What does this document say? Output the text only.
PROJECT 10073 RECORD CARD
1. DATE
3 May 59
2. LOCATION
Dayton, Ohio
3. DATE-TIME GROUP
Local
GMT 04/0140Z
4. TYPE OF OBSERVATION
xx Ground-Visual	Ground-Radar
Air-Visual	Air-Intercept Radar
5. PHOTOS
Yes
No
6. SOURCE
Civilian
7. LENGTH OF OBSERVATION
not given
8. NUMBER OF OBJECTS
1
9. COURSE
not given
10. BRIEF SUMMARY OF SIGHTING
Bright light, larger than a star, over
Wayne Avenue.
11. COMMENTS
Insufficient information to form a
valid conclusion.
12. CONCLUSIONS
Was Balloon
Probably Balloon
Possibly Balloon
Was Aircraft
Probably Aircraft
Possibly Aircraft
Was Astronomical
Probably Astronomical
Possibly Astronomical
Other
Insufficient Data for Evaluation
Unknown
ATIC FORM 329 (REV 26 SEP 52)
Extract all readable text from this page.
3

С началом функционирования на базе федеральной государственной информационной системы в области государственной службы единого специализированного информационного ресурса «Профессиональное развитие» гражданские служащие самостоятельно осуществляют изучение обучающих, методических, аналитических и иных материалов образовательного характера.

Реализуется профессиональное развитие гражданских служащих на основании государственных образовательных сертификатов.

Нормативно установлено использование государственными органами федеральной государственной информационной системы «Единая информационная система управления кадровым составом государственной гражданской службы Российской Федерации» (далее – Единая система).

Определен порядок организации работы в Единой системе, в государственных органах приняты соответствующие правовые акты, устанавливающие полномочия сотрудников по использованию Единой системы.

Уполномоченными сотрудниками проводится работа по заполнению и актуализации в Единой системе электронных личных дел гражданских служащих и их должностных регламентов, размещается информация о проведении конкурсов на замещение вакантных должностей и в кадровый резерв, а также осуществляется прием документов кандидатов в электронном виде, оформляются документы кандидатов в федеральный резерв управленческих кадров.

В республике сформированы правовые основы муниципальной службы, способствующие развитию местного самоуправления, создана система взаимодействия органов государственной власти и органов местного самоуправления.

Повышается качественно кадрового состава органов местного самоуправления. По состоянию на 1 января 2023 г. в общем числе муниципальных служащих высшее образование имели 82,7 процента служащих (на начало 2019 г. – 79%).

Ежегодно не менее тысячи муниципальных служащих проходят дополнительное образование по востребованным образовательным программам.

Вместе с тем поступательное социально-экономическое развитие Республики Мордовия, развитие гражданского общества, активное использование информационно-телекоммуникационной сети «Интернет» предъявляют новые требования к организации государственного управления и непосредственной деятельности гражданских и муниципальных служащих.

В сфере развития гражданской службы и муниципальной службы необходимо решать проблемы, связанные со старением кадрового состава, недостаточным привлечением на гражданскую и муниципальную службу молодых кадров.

Goal:
Transcribe the material exactly as it reads.

Complete output:
What does this document say? Output the text only.
PROJECT 10073 RECORD CARD
1. DATE
3 May 59
2. LOCATION
Dayton, Ohio
3. DATE-TIME GROUP
Local
GMT 04/0140Z
4. TYPE OF OBSERVATION
xx Ground-Visual	Ground-Radar
Air-Visual	Air-Intercept Radar
5. PHOTOS
Yes
No
6. SOURCE
Civilian
7. LENGTH OF OBSERVATION
not given
8. NUMBER OF OBJECTS
1
9. COURSE
not given
10. BRIEF SUMMARY OF SIGHTING
Bright light, larger than a star, over
Wayne Avenue.
11. COMMENTS
Insufficient information to form a
valid conclusion.
12. CONCLUSIONS
Was Balloon
Probably Balloon
Possibly Balloon
Was Aircraft
Probably Aircraft
Possibly Aircraft
Was Astronomical
Probably Astronomical
Possibly Astronomical
Other
Insufficient Data for Evaluation
Unknown
ATIC FORM 329 (REV 26 SEP 52)
Extract all readable text from this page.
3

С началом функционирования на базе федеральной государственной информационной системы в области государственной службы единого специализированного информационного ресурса «Профессиональное развитие» гражданские служащие самостоятельно осуществляют изучение обучающих, методических, аналитических и иных материалов образовательного характера.

Реализуется профессиональное развитие гражданских служащих на основании государственных образовательных сертификатов.

Нормативно установлено использование государственными органами федеральной государственной информационной системы «Единая информационная система управления кадровым составом государственной гражданской службы Российской Федерации» (далее – Единая система).

Определен порядок организации работы в Единой системе, в государственных органах приняты соответствующие правовые акты, устанавливающие полномочия сотрудников по использованию Единой системы.

Уполномоченными сотрудниками проводится работа по заполнению и актуализации в Единой системе электронных личных дел гражданских служащих и их должностных регламентов, размещается информация о проведении конкурсов на замещение вакантных должностей и в кадровый резерв, а также осуществляется прием документов кандидатов в электронном виде, оформляются документы кандидатов в федеральный резерв управленческих кадров.

В республике сформированы правовые основы муниципальной службы, способствующие развитию местного самоуправления, создана система взаимодействия органов государственной власти и органов местного самоуправления.

Повышается качественно кадрового состава органов местного самоуправления. По состоянию на 1 января 2023 г. в общем числе муниципальных служащих высшее образование имели 82,7 процента служащих (на начало 2019 г. – 79%).

Ежегодно не менее тысячи муниципальных служащих проходят дополнительное образование по востребованным образовательным программам.

Вместе с тем поступательное социально-экономическое развитие Республики Мордовия, развитие гражданского общества, активное использование информационно-телекоммуникационной сети «Интернет» предъявляют новые требования к организации государственного управления и непосредственной деятельности гражданских и муниципальных служащих.

В сфере развития гражданской службы и муниципальной службы необходимо решать проблемы, связанные со старением кадрового состава, недостаточным привлечением на гражданскую и муниципальную службу молодых кадров.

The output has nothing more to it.